Task prompt. Reproduce all of the material below, substituting "Locate" for "Localize" and leaving everything else unchanged. Omit the pictures from your answer.
# start of Dataset entries
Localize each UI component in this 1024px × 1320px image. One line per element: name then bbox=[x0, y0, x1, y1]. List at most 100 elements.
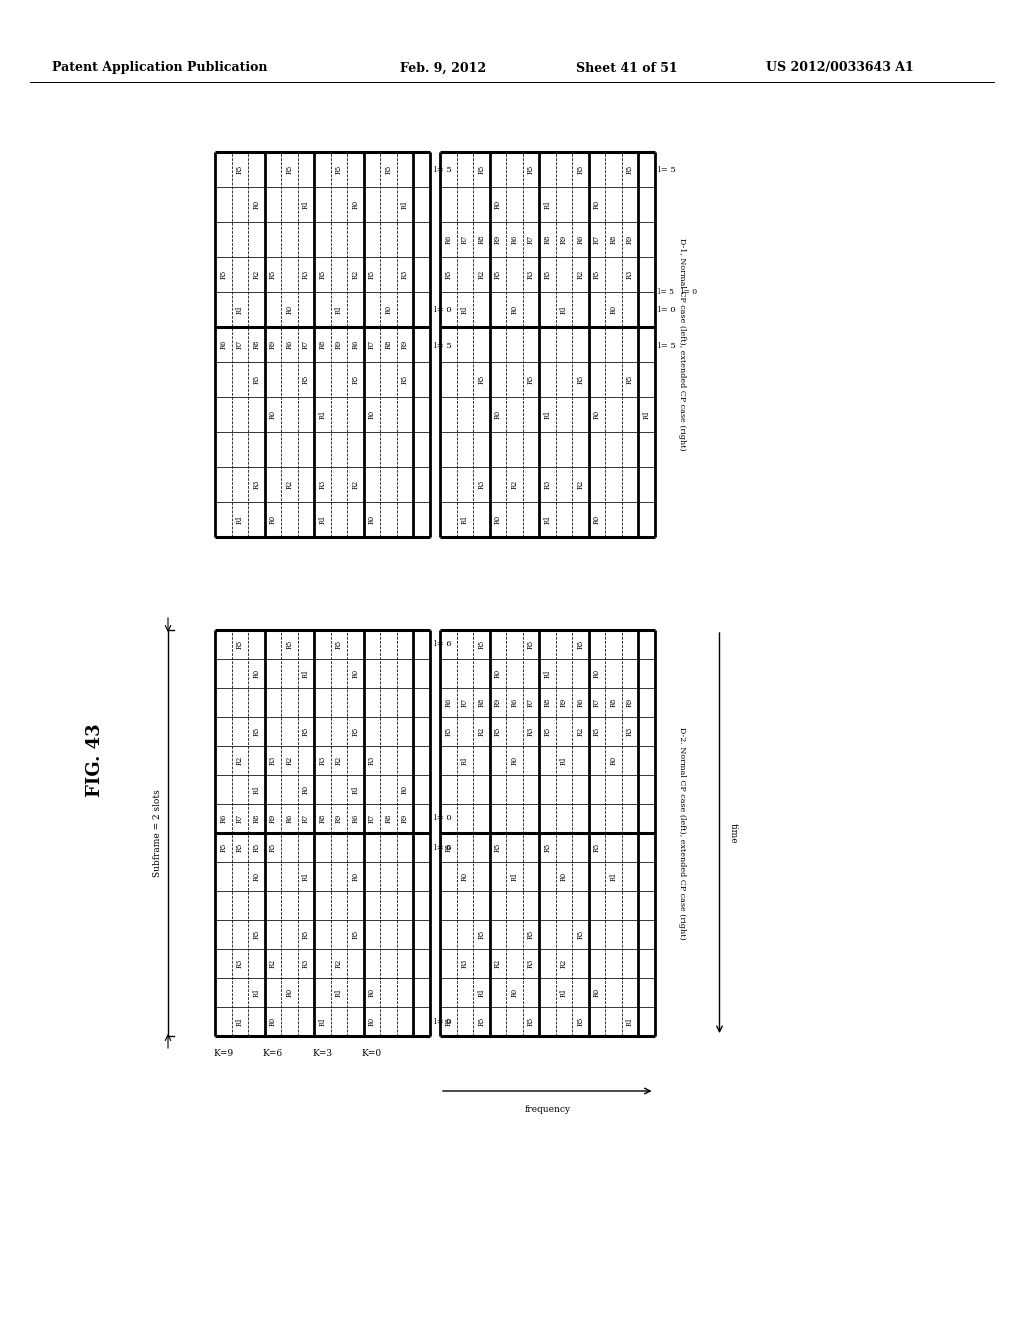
Text: l= 0: l= 0 bbox=[433, 305, 452, 314]
Text: R6: R6 bbox=[219, 814, 227, 824]
Text: R5: R5 bbox=[219, 843, 227, 853]
Text: R0: R0 bbox=[510, 305, 518, 314]
Text: R0: R0 bbox=[368, 411, 376, 418]
Text: R9: R9 bbox=[626, 235, 634, 244]
Text: R1: R1 bbox=[335, 305, 343, 314]
Text: R0: R0 bbox=[252, 873, 260, 880]
Text: R1: R1 bbox=[560, 987, 567, 997]
Text: R3: R3 bbox=[526, 958, 535, 968]
Text: R9: R9 bbox=[335, 814, 343, 824]
Text: R7: R7 bbox=[526, 235, 535, 244]
Text: R2: R2 bbox=[577, 480, 585, 490]
Text: R2: R2 bbox=[268, 958, 276, 968]
Text: R7: R7 bbox=[461, 698, 469, 708]
Text: R5: R5 bbox=[577, 165, 585, 174]
Text: R5: R5 bbox=[335, 165, 343, 174]
Text: R5: R5 bbox=[219, 269, 227, 279]
Text: R1: R1 bbox=[252, 987, 260, 997]
Text: R0: R0 bbox=[593, 411, 601, 418]
Text: time: time bbox=[729, 822, 738, 843]
Text: R9: R9 bbox=[560, 698, 567, 708]
Text: R1: R1 bbox=[236, 305, 244, 314]
Text: R0: R0 bbox=[593, 669, 601, 678]
Text: R2: R2 bbox=[560, 958, 567, 968]
Text: R2: R2 bbox=[252, 269, 260, 279]
Text: R2: R2 bbox=[477, 727, 485, 737]
Text: R2: R2 bbox=[577, 727, 585, 737]
Text: R1: R1 bbox=[560, 756, 567, 766]
Text: R1: R1 bbox=[335, 987, 343, 997]
Text: R5: R5 bbox=[444, 1016, 453, 1026]
Text: R1: R1 bbox=[609, 873, 617, 882]
Text: l= 0: l= 0 bbox=[433, 1018, 452, 1026]
Text: R5: R5 bbox=[626, 375, 634, 384]
Text: R7: R7 bbox=[368, 341, 376, 348]
Text: Subframe = 2 slots: Subframe = 2 slots bbox=[154, 789, 163, 876]
Text: R9: R9 bbox=[626, 698, 634, 708]
Text: R1: R1 bbox=[544, 515, 551, 524]
Text: R0: R0 bbox=[286, 987, 293, 997]
Text: R1: R1 bbox=[351, 785, 359, 795]
Text: R1: R1 bbox=[252, 785, 260, 795]
Text: K=6: K=6 bbox=[263, 1049, 283, 1059]
Text: R0: R0 bbox=[302, 785, 309, 795]
Text: FIG. 43: FIG. 43 bbox=[86, 723, 104, 797]
Text: R3: R3 bbox=[626, 727, 634, 737]
Text: R5: R5 bbox=[286, 640, 293, 649]
Text: R8: R8 bbox=[384, 814, 392, 824]
Text: R5: R5 bbox=[302, 727, 309, 737]
Text: R6: R6 bbox=[219, 339, 227, 348]
Text: R9: R9 bbox=[400, 814, 409, 824]
Text: l= 5: l= 5 bbox=[658, 165, 676, 173]
Text: R5: R5 bbox=[477, 1016, 485, 1026]
Text: l= 5: l= 5 bbox=[433, 342, 452, 351]
Text: R9: R9 bbox=[560, 235, 567, 244]
Text: R5: R5 bbox=[318, 269, 327, 279]
Text: R6: R6 bbox=[444, 235, 453, 244]
Text: R0: R0 bbox=[351, 669, 359, 678]
Text: R5: R5 bbox=[236, 640, 244, 649]
Text: R5: R5 bbox=[351, 929, 359, 939]
Text: R8: R8 bbox=[609, 235, 617, 244]
Text: R9: R9 bbox=[400, 339, 409, 348]
Text: R5: R5 bbox=[268, 269, 276, 279]
Text: R5: R5 bbox=[577, 375, 585, 384]
Text: R2: R2 bbox=[236, 756, 244, 766]
Text: R6: R6 bbox=[286, 814, 293, 824]
Text: R9: R9 bbox=[268, 339, 276, 348]
Text: R0: R0 bbox=[368, 515, 376, 524]
Text: R2: R2 bbox=[335, 958, 343, 968]
Text: R5: R5 bbox=[368, 269, 376, 279]
Text: R0: R0 bbox=[609, 756, 617, 766]
Text: R5: R5 bbox=[577, 640, 585, 649]
Text: R8: R8 bbox=[477, 698, 485, 708]
Text: R0: R0 bbox=[252, 199, 260, 209]
Text: R9: R9 bbox=[494, 235, 502, 244]
Text: R0: R0 bbox=[494, 515, 502, 524]
Text: R0: R0 bbox=[593, 987, 601, 997]
Text: R1: R1 bbox=[510, 873, 518, 882]
Text: R1: R1 bbox=[400, 199, 409, 209]
Text: R1: R1 bbox=[461, 305, 469, 314]
Text: R6: R6 bbox=[351, 814, 359, 824]
Text: R5: R5 bbox=[236, 843, 244, 853]
Text: R6: R6 bbox=[351, 339, 359, 348]
Text: R5: R5 bbox=[494, 727, 502, 737]
Text: R5: R5 bbox=[494, 269, 502, 279]
Text: R3: R3 bbox=[302, 958, 309, 968]
Text: R7: R7 bbox=[526, 698, 535, 708]
Text: D-1, Normal CP case (left), extended CP case (right): D-1, Normal CP case (left), extended CP … bbox=[679, 238, 686, 451]
Text: R0: R0 bbox=[494, 669, 502, 678]
Text: R0: R0 bbox=[461, 873, 469, 880]
Text: R1: R1 bbox=[560, 305, 567, 314]
Text: R7: R7 bbox=[236, 341, 244, 348]
Text: Feb. 9, 2012: Feb. 9, 2012 bbox=[400, 62, 486, 74]
Text: R0: R0 bbox=[368, 987, 376, 997]
Text: R5: R5 bbox=[544, 843, 551, 853]
Text: R1: R1 bbox=[544, 669, 551, 678]
Text: R6: R6 bbox=[286, 339, 293, 348]
Text: R9: R9 bbox=[268, 814, 276, 824]
Text: R7: R7 bbox=[593, 235, 601, 244]
Text: R3: R3 bbox=[461, 958, 469, 968]
Text: R0: R0 bbox=[368, 1016, 376, 1026]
# end of Dataset entries
Reply to the exercise.
Locate each UI component in this 1024px × 1320px image. One line per element: name then bbox=[x0, y0, x1, y1]. List at most 100 elements.
Text: l= 0: l= 0 bbox=[433, 305, 452, 314]
Text: R6: R6 bbox=[219, 814, 227, 824]
Text: R5: R5 bbox=[219, 843, 227, 853]
Text: R0: R0 bbox=[510, 305, 518, 314]
Text: R0: R0 bbox=[368, 411, 376, 418]
Text: R9: R9 bbox=[626, 235, 634, 244]
Text: R1: R1 bbox=[335, 305, 343, 314]
Text: R0: R0 bbox=[252, 873, 260, 880]
Text: R1: R1 bbox=[560, 987, 567, 997]
Text: R3: R3 bbox=[526, 958, 535, 968]
Text: R9: R9 bbox=[335, 814, 343, 824]
Text: R7: R7 bbox=[526, 235, 535, 244]
Text: R2: R2 bbox=[577, 480, 585, 490]
Text: R2: R2 bbox=[268, 958, 276, 968]
Text: R7: R7 bbox=[461, 698, 469, 708]
Text: R5: R5 bbox=[577, 165, 585, 174]
Text: R5: R5 bbox=[335, 165, 343, 174]
Text: R5: R5 bbox=[219, 269, 227, 279]
Text: R1: R1 bbox=[252, 987, 260, 997]
Text: R0: R0 bbox=[593, 411, 601, 418]
Text: time: time bbox=[729, 822, 738, 843]
Text: R9: R9 bbox=[560, 698, 567, 708]
Text: R1: R1 bbox=[236, 305, 244, 314]
Text: R0: R0 bbox=[593, 669, 601, 678]
Text: R2: R2 bbox=[560, 958, 567, 968]
Text: R2: R2 bbox=[252, 269, 260, 279]
Text: R2: R2 bbox=[477, 727, 485, 737]
Text: R2: R2 bbox=[577, 727, 585, 737]
Text: R1: R1 bbox=[560, 756, 567, 766]
Text: R1: R1 bbox=[335, 987, 343, 997]
Text: R5: R5 bbox=[444, 1016, 453, 1026]
Text: R1: R1 bbox=[609, 873, 617, 882]
Text: l= 0: l= 0 bbox=[433, 1018, 452, 1026]
Text: R5: R5 bbox=[626, 375, 634, 384]
Text: R7: R7 bbox=[368, 341, 376, 348]
Text: Subframe = 2 slots: Subframe = 2 slots bbox=[154, 789, 163, 876]
Text: R9: R9 bbox=[626, 698, 634, 708]
Text: R1: R1 bbox=[544, 515, 551, 524]
Text: R0: R0 bbox=[286, 987, 293, 997]
Text: R1: R1 bbox=[351, 785, 359, 795]
Text: R1: R1 bbox=[252, 785, 260, 795]
Text: K=6: K=6 bbox=[263, 1049, 283, 1059]
Text: R0: R0 bbox=[302, 785, 309, 795]
Text: FIG. 43: FIG. 43 bbox=[86, 723, 104, 797]
Text: R3: R3 bbox=[626, 727, 634, 737]
Text: R5: R5 bbox=[286, 640, 293, 649]
Text: R8: R8 bbox=[384, 814, 392, 824]
Text: R5: R5 bbox=[302, 727, 309, 737]
Text: R6: R6 bbox=[219, 339, 227, 348]
Text: R9: R9 bbox=[400, 814, 409, 824]
Text: l= 5: l= 5 bbox=[658, 165, 676, 173]
Text: R5: R5 bbox=[477, 1016, 485, 1026]
Text: l= 5: l= 5 bbox=[433, 342, 452, 351]
Text: R9: R9 bbox=[560, 235, 567, 244]
Text: R5: R5 bbox=[318, 269, 327, 279]
Text: R6: R6 bbox=[444, 235, 453, 244]
Text: R0: R0 bbox=[351, 669, 359, 678]
Text: R5: R5 bbox=[236, 640, 244, 649]
Text: R5: R5 bbox=[351, 929, 359, 939]
Text: R8: R8 bbox=[609, 235, 617, 244]
Text: R9: R9 bbox=[400, 339, 409, 348]
Text: R5: R5 bbox=[268, 269, 276, 279]
Text: R5: R5 bbox=[577, 375, 585, 384]
Text: R2: R2 bbox=[236, 756, 244, 766]
Text: R6: R6 bbox=[286, 814, 293, 824]
Text: R9: R9 bbox=[268, 339, 276, 348]
Text: R0: R0 bbox=[368, 515, 376, 524]
Text: R2: R2 bbox=[335, 958, 343, 968]
Text: R5: R5 bbox=[368, 269, 376, 279]
Text: R0: R0 bbox=[609, 756, 617, 766]
Text: R5: R5 bbox=[577, 640, 585, 649]
Text: R8: R8 bbox=[477, 698, 485, 708]
Text: R0: R0 bbox=[252, 199, 260, 209]
Text: R9: R9 bbox=[494, 235, 502, 244]
Text: R0: R0 bbox=[494, 515, 502, 524]
Text: R0: R0 bbox=[593, 987, 601, 997]
Text: R1: R1 bbox=[510, 873, 518, 882]
Text: R1: R1 bbox=[400, 199, 409, 209]
Text: R1: R1 bbox=[461, 305, 469, 314]
Text: R6: R6 bbox=[351, 814, 359, 824]
Text: R5: R5 bbox=[236, 843, 244, 853]
Text: R6: R6 bbox=[351, 339, 359, 348]
Text: R5: R5 bbox=[494, 727, 502, 737]
Text: R5: R5 bbox=[494, 269, 502, 279]
Text: R3: R3 bbox=[302, 958, 309, 968]
Text: R7: R7 bbox=[526, 698, 535, 708]
Text: D-1, Normal CP case (left), extended CP case (right): D-1, Normal CP case (left), extended CP … bbox=[679, 238, 686, 451]
Text: R0: R0 bbox=[494, 669, 502, 678]
Text: R0: R0 bbox=[461, 873, 469, 880]
Text: R1: R1 bbox=[560, 305, 567, 314]
Text: R7: R7 bbox=[236, 341, 244, 348]
Text: Feb. 9, 2012: Feb. 9, 2012 bbox=[400, 62, 486, 74]
Text: R0: R0 bbox=[368, 987, 376, 997]
Text: R5: R5 bbox=[544, 843, 551, 853]
Text: R1: R1 bbox=[544, 669, 551, 678]
Text: R6: R6 bbox=[286, 339, 293, 348]
Text: R9: R9 bbox=[268, 814, 276, 824]
Text: R7: R7 bbox=[593, 235, 601, 244]
Text: R3: R3 bbox=[461, 958, 469, 968]
Text: R0: R0 bbox=[368, 1016, 376, 1026]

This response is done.